Source records
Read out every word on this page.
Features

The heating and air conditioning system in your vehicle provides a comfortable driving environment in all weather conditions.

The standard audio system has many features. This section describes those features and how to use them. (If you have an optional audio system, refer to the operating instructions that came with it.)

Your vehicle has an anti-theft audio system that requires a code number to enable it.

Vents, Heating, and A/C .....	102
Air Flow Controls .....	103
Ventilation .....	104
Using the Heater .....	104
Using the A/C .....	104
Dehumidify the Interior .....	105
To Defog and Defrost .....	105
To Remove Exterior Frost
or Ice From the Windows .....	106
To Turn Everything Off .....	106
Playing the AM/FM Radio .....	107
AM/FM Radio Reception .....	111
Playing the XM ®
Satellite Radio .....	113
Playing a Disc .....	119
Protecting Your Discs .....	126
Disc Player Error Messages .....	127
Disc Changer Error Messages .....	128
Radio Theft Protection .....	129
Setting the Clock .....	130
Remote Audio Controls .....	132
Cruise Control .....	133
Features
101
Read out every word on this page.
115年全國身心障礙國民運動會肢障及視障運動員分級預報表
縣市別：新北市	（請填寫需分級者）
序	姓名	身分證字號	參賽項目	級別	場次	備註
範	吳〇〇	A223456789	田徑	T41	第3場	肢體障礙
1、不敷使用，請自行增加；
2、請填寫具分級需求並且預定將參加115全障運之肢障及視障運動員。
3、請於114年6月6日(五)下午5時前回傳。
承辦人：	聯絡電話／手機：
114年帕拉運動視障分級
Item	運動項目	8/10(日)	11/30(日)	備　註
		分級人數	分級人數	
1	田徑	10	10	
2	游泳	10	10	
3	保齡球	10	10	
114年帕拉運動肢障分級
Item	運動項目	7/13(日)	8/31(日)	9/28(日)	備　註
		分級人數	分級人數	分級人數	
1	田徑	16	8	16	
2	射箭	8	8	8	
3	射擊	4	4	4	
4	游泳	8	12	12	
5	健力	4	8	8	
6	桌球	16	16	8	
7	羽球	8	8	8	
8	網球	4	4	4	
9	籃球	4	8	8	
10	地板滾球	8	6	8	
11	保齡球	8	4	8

__What to produce__.
Write out every record verbatim.

__Output of the task__.
Read out every word on this page.
Features

The heating and air conditioning system in your vehicle provides a comfortable driving environment in all weather conditions.

The standard audio system has many features. This section describes those features and how to use them. (If you have an optional audio system, refer to the operating instructions that came with it.)

Your vehicle has an anti-theft audio system that requires a code number to enable it.

Vents, Heating, and A/C .....	102
Air Flow Controls .....	103
Ventilation .....	104
Using the Heater .....	104
Using the A/C .....	104
Dehumidify the Interior .....	105
To Defog and Defrost .....	105
To Remove Exterior Frost
or Ice From the Windows .....	106
To Turn Everything Off .....	106
Playing the AM/FM Radio .....	107
AM/FM Radio Reception .....	111
Playing the XM ®
Satellite Radio .....	113
Playing a Disc .....	119
Protecting Your Discs .....	126
Disc Player Error Messages .....	127
Disc Changer Error Messages .....	128
Radio Theft Protection .....	129
Setting the Clock .....	130
Remote Audio Controls .....	132
Cruise Control .....	133
Features
101
Read out every word on this page.
115年全國身心障礙國民運動會肢障及視障運動員分級預報表
縣市別：新北市	（請填寫需分級者）
序	姓名	身分證字號	參賽項目	級別	場次	備註
範	吳〇〇	A223456789	田徑	T41	第3場	肢體障礙
1、不敷使用，請自行增加；
2、請填寫具分級需求並且預定將參加115全障運之肢障及視障運動員。
3、請於114年6月6日(五)下午5時前回傳。
承辦人：	聯絡電話／手機：
114年帕拉運動視障分級
Item	運動項目	8/10(日)	11/30(日)	備　註
		分級人數	分級人數	
1	田徑	10	10	
2	游泳	10	10	
3	保齡球	10	10	
114年帕拉運動肢障分級
Item	運動項目	7/13(日)	8/31(日)	9/28(日)	備　註
		分級人數	分級人數	分級人數	
1	田徑	16	8	16	
2	射箭	8	8	8	
3	射擊	4	4	4	
4	游泳	8	12	12	
5	健力	4	8	8	
6	桌球	16	16	8	
7	羽球	8	8	8	
8	網球	4	4	4	
9	籃球	4	8	8	
10	地板滾球	8	6	8	
11	保齡球	8	4	8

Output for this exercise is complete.